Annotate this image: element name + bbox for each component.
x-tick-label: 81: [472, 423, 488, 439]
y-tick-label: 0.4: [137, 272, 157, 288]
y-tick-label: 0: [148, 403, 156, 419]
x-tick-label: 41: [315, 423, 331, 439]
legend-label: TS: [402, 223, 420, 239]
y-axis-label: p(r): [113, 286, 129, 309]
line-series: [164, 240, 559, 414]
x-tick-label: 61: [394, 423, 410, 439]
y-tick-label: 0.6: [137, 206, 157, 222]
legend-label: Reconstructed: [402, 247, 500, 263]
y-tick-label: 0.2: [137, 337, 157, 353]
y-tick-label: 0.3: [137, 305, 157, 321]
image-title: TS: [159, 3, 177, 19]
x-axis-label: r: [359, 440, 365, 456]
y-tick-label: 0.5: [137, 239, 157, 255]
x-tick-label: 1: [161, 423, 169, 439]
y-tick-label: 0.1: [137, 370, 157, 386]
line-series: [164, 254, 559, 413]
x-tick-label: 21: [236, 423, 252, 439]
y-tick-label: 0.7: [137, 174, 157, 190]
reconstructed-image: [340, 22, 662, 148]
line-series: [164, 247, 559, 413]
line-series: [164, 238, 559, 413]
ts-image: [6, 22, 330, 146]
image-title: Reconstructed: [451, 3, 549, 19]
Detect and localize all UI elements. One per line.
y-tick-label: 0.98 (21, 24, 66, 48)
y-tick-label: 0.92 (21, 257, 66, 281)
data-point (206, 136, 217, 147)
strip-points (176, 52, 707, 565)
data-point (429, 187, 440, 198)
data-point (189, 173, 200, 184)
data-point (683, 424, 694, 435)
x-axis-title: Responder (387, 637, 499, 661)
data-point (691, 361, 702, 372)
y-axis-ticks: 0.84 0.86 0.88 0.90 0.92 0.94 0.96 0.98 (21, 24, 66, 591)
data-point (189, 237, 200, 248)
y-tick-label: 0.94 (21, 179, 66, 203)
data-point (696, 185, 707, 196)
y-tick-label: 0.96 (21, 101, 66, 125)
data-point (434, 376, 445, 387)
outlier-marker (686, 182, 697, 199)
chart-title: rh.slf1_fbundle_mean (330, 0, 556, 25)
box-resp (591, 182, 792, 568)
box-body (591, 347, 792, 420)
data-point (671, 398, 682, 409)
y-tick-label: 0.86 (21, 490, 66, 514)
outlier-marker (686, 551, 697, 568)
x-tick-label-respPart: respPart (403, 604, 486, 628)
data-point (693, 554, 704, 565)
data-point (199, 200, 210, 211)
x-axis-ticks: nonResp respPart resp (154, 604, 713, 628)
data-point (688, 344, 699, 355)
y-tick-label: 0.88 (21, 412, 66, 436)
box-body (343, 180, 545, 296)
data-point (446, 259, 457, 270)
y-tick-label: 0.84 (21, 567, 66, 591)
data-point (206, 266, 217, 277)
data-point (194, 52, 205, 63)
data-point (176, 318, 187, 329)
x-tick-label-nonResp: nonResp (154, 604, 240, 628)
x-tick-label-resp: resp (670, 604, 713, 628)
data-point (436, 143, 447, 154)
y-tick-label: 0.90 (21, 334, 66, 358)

= = =

**The problem**: Can you write out all of the entries above again, line for line and unchanged?

**Solution for this task**:
Annotate this image: element name + bbox for each component.
x-tick-label: 81: [472, 423, 488, 439]
y-tick-label: 0.4: [137, 272, 157, 288]
y-tick-label: 0: [148, 403, 156, 419]
x-tick-label: 41: [315, 423, 331, 439]
legend-label: TS: [402, 223, 420, 239]
y-axis-label: p(r): [113, 286, 129, 309]
line-series: [164, 240, 559, 414]
x-tick-label: 61: [394, 423, 410, 439]
y-tick-label: 0.6: [137, 206, 157, 222]
legend-label: Reconstructed: [402, 247, 500, 263]
y-tick-label: 0.2: [137, 337, 157, 353]
y-tick-label: 0.3: [137, 305, 157, 321]
image-title: TS: [159, 3, 177, 19]
x-axis-label: r: [359, 440, 365, 456]
y-tick-label: 0.5: [137, 239, 157, 255]
x-tick-label: 1: [161, 423, 169, 439]
y-tick-label: 0.1: [137, 370, 157, 386]
line-series: [164, 254, 559, 413]
x-tick-label: 21: [236, 423, 252, 439]
y-tick-label: 0.7: [137, 174, 157, 190]
reconstructed-image: [340, 22, 662, 148]
line-series: [164, 247, 559, 413]
line-series: [164, 238, 559, 413]
ts-image: [6, 22, 330, 146]
image-title: Reconstructed: [451, 3, 549, 19]
Detect and localize all UI elements. One per line.
y-tick-label: 0.98 (21, 24, 66, 48)
y-tick-label: 0.92 (21, 257, 66, 281)
data-point (206, 136, 217, 147)
strip-points (176, 52, 707, 565)
data-point (429, 187, 440, 198)
data-point (189, 173, 200, 184)
data-point (683, 424, 694, 435)
x-axis-title: Responder (387, 637, 499, 661)
data-point (691, 361, 702, 372)
y-axis-ticks: 0.84 0.86 0.88 0.90 0.92 0.94 0.96 0.98 (21, 24, 66, 591)
data-point (189, 237, 200, 248)
y-tick-label: 0.94 (21, 179, 66, 203)
data-point (696, 185, 707, 196)
y-tick-label: 0.96 (21, 101, 66, 125)
data-point (434, 376, 445, 387)
outlier-marker (686, 182, 697, 199)
chart-title: rh.slf1_fbundle_mean (330, 0, 556, 25)
box-resp (591, 182, 792, 568)
box-body (591, 347, 792, 420)
data-point (671, 398, 682, 409)
y-tick-label: 0.86 (21, 490, 66, 514)
outlier-marker (686, 551, 697, 568)
x-tick-label-respPart: respPart (403, 604, 486, 628)
data-point (693, 554, 704, 565)
data-point (199, 200, 210, 211)
x-axis-ticks: nonResp respPart resp (154, 604, 713, 628)
data-point (688, 344, 699, 355)
y-tick-label: 0.88 (21, 412, 66, 436)
box-body (343, 180, 545, 296)
data-point (446, 259, 457, 270)
y-tick-label: 0.84 (21, 567, 66, 591)
data-point (206, 266, 217, 277)
data-point (194, 52, 205, 63)
data-point (176, 318, 187, 329)
x-tick-label-nonResp: nonResp (154, 604, 240, 628)
x-tick-label-resp: resp (670, 604, 713, 628)
data-point (436, 143, 447, 154)
y-tick-label: 0.90 (21, 334, 66, 358)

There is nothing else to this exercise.